RECORDS TO PROCESS:
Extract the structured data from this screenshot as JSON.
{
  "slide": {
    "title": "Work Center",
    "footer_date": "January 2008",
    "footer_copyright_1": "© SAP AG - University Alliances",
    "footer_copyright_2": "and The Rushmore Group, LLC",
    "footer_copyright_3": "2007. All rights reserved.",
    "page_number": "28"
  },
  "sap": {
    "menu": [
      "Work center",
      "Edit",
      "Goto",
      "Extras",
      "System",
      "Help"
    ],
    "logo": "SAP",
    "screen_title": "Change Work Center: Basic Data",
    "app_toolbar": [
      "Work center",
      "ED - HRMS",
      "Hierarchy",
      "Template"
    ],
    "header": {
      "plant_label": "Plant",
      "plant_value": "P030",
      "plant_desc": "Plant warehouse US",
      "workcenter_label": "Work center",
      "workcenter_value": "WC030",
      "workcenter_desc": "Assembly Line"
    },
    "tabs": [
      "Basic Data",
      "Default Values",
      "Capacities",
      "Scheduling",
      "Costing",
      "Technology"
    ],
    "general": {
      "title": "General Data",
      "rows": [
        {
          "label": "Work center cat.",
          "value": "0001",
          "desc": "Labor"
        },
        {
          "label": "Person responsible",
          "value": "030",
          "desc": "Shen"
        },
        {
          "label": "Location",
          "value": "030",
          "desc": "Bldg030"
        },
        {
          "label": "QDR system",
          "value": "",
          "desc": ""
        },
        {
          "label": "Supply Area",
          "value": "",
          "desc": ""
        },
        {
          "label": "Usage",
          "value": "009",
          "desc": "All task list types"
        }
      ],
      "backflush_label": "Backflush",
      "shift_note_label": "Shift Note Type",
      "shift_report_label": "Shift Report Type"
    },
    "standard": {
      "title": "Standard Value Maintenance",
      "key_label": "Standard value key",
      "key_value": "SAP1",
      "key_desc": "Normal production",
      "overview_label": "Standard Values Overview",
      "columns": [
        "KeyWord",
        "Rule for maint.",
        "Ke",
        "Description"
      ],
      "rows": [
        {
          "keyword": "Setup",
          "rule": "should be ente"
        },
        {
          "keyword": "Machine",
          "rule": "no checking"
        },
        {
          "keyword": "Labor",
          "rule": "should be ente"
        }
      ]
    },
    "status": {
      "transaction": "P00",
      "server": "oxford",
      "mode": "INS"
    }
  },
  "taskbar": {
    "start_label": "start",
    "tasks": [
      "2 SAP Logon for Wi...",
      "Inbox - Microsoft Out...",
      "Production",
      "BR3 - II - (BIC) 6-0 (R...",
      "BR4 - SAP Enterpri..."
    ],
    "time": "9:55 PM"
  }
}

THE TASK: Write out the whole listing again. Match it word for word.

SOLUTION BELOW:
Extract the structured data from this screenshot as JSON.
{
  "slide": {
    "title": "Work Center",
    "footer_date": "January 2008",
    "footer_copyright_1": "© SAP AG - University Alliances",
    "footer_copyright_2": "and The Rushmore Group, LLC",
    "footer_copyright_3": "2007. All rights reserved.",
    "page_number": "28"
  },
  "sap": {
    "menu": [
      "Work center",
      "Edit",
      "Goto",
      "Extras",
      "System",
      "Help"
    ],
    "logo": "SAP",
    "screen_title": "Change Work Center: Basic Data",
    "app_toolbar": [
      "Work center",
      "ED - HRMS",
      "Hierarchy",
      "Template"
    ],
    "header": {
      "plant_label": "Plant",
      "plant_value": "P030",
      "plant_desc": "Plant warehouse US",
      "workcenter_label": "Work center",
      "workcenter_value": "WC030",
      "workcenter_desc": "Assembly Line"
    },
    "tabs": [
      "Basic Data",
      "Default Values",
      "Capacities",
      "Scheduling",
      "Costing",
      "Technology"
    ],
    "general": {
      "title": "General Data",
      "rows": [
        {
          "label": "Work center cat.",
          "value": "0001",
          "desc": "Labor"
        },
        {
          "label": "Person responsible",
          "value": "030",
          "desc": "Shen"
        },
        {
          "label": "Location",
          "value": "030",
          "desc": "Bldg030"
        },
        {
          "label": "QDR system",
          "value": "",
          "desc": ""
        },
        {
          "label": "Supply Area",
          "value": "",
          "desc": ""
        },
        {
          "label": "Usage",
          "value": "009",
          "desc": "All task list types"
        }
      ],
      "backflush_label": "Backflush",
      "shift_note_label": "Shift Note Type",
      "shift_report_label": "Shift Report Type"
    },
    "standard": {
      "title": "Standard Value Maintenance",
      "key_label": "Standard value key",
      "key_value": "SAP1",
      "key_desc": "Normal production",
      "overview_label": "Standard Values Overview",
      "columns": [
        "KeyWord",
        "Rule for maint.",
        "Ke",
        "Description"
      ],
      "rows": [
        {
          "keyword": "Setup",
          "rule": "should be ente"
        },
        {
          "keyword": "Machine",
          "rule": "no checking"
        },
        {
          "keyword": "Labor",
          "rule": "should be ente"
        }
      ]
    },
    "status": {
      "transaction": "P00",
      "server": "oxford",
      "mode": "INS"
    }
  },
  "taskbar": {
    "start_label": "start",
    "tasks": [
      "2 SAP Logon for Wi...",
      "Inbox - Microsoft Out...",
      "Production",
      "BR3 - II - (BIC) 6-0 (R...",
      "BR4 - SAP Enterpri..."
    ],
    "time": "9:55 PM"
  }
}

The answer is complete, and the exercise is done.